## Problem details
Check each line of the records below and collect those holding "name".

---

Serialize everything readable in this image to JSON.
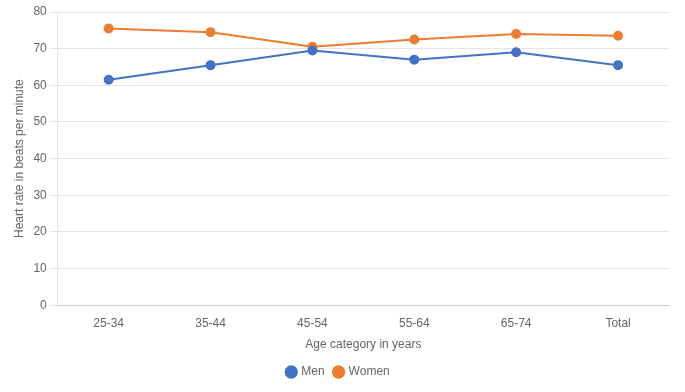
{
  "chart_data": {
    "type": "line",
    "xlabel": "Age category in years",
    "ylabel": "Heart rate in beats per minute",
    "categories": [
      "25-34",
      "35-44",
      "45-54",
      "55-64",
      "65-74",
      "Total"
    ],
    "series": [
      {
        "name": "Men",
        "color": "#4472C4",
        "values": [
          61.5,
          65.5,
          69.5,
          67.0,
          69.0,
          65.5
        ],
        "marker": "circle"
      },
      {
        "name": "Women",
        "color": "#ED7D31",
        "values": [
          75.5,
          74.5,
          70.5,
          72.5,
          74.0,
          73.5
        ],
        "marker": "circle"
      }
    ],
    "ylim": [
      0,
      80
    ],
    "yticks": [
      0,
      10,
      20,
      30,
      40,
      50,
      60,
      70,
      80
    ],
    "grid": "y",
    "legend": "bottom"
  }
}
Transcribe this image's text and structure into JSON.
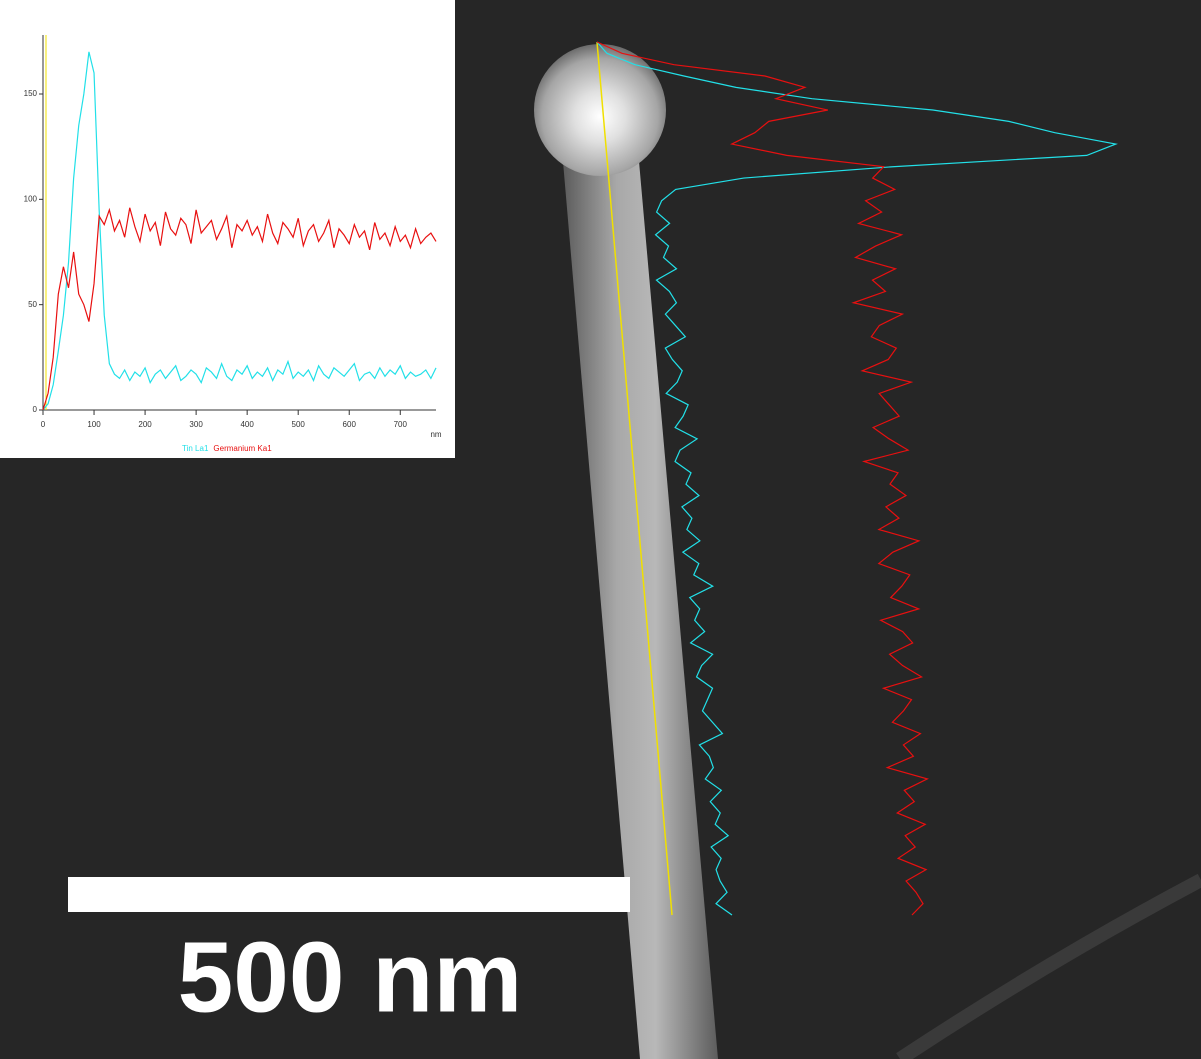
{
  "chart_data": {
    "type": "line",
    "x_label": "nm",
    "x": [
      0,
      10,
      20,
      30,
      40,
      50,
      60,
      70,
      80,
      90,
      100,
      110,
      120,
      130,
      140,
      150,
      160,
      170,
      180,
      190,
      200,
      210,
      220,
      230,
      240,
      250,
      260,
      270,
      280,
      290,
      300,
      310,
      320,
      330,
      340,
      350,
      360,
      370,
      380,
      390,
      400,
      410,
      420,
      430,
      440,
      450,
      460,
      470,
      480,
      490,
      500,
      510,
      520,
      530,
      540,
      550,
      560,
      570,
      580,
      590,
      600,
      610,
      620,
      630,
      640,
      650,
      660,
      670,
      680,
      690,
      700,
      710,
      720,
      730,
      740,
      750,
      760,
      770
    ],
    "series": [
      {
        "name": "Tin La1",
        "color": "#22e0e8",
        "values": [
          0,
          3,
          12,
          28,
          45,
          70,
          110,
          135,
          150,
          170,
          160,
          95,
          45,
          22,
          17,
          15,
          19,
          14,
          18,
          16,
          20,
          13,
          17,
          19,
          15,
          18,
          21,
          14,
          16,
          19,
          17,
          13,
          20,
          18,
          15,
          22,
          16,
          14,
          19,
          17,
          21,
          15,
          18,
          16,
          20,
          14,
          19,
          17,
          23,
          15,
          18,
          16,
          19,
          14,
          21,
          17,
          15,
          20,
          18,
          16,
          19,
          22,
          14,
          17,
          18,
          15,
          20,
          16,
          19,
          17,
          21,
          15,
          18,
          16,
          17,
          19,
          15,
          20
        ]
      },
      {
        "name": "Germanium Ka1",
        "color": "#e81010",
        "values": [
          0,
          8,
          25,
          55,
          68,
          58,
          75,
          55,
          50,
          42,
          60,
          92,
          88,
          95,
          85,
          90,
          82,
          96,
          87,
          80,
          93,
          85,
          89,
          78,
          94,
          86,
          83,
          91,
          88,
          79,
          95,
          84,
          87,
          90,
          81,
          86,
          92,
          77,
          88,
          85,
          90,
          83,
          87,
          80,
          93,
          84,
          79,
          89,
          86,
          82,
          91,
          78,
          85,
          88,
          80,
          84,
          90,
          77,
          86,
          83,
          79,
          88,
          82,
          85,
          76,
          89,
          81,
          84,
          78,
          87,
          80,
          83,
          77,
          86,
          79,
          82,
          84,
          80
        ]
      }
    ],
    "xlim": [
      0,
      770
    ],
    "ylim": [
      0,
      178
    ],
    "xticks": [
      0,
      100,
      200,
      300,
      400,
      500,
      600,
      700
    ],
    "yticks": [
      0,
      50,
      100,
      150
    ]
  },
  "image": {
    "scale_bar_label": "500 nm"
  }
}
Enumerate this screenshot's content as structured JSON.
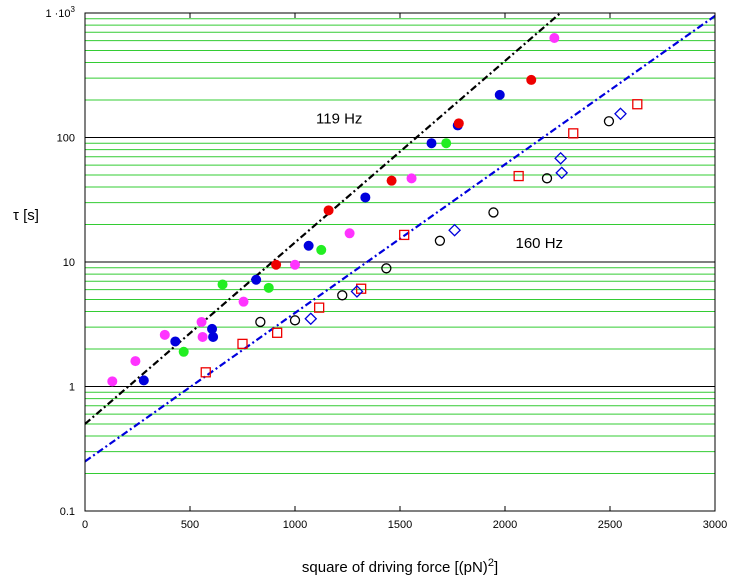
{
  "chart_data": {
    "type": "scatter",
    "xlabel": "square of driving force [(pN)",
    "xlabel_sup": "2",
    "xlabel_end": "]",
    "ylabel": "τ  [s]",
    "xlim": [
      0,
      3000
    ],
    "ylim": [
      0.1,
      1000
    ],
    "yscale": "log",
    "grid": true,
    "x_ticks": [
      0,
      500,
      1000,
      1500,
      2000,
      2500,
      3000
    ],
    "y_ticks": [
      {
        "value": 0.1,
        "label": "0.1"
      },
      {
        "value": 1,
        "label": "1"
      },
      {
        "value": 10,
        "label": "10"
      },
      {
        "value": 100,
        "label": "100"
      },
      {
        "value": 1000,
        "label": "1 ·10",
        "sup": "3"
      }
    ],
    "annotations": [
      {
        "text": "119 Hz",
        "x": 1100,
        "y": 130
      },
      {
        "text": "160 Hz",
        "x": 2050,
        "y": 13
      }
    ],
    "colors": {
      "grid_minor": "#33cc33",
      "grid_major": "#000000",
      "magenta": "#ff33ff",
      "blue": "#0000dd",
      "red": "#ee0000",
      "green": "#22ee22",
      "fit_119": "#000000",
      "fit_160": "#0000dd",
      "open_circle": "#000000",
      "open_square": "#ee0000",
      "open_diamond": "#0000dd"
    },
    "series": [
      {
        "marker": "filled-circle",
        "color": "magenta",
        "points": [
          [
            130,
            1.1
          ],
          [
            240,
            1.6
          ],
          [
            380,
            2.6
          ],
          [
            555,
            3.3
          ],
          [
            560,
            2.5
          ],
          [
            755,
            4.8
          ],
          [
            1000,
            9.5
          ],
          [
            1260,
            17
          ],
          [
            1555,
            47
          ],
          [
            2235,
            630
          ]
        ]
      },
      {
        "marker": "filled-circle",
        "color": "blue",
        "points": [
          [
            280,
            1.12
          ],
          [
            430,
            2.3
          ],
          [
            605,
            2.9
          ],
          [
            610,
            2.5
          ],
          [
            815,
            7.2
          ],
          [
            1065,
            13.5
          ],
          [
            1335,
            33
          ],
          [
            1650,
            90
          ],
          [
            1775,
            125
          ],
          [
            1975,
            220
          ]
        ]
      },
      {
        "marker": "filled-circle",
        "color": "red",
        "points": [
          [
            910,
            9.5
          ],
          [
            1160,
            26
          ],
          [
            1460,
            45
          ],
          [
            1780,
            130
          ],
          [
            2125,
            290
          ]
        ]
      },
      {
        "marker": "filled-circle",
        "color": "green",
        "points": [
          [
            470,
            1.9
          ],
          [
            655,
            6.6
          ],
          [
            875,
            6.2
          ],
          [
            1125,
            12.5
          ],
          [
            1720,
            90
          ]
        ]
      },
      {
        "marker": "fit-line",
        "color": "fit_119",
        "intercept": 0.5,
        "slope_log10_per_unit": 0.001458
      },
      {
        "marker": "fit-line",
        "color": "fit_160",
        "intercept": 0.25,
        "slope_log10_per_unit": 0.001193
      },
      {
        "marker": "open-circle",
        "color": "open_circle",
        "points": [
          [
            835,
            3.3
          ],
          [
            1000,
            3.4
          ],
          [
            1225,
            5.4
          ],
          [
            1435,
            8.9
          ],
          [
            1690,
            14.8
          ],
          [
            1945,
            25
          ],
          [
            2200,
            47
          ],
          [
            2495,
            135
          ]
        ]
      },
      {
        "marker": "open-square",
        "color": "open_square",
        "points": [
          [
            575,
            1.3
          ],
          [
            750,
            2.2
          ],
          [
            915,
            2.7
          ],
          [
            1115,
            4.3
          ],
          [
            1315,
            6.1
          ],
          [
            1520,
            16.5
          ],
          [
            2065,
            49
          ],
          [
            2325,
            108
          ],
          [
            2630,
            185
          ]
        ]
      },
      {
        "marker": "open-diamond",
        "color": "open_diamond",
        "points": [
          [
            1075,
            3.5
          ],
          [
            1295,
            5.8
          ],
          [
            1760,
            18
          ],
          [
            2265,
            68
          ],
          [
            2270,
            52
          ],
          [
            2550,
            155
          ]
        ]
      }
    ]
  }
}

---

## Correct output
        "name": "Men",
        "name": "Women",
        "name": "Tin La1",
        "name": "Germanium Ka1",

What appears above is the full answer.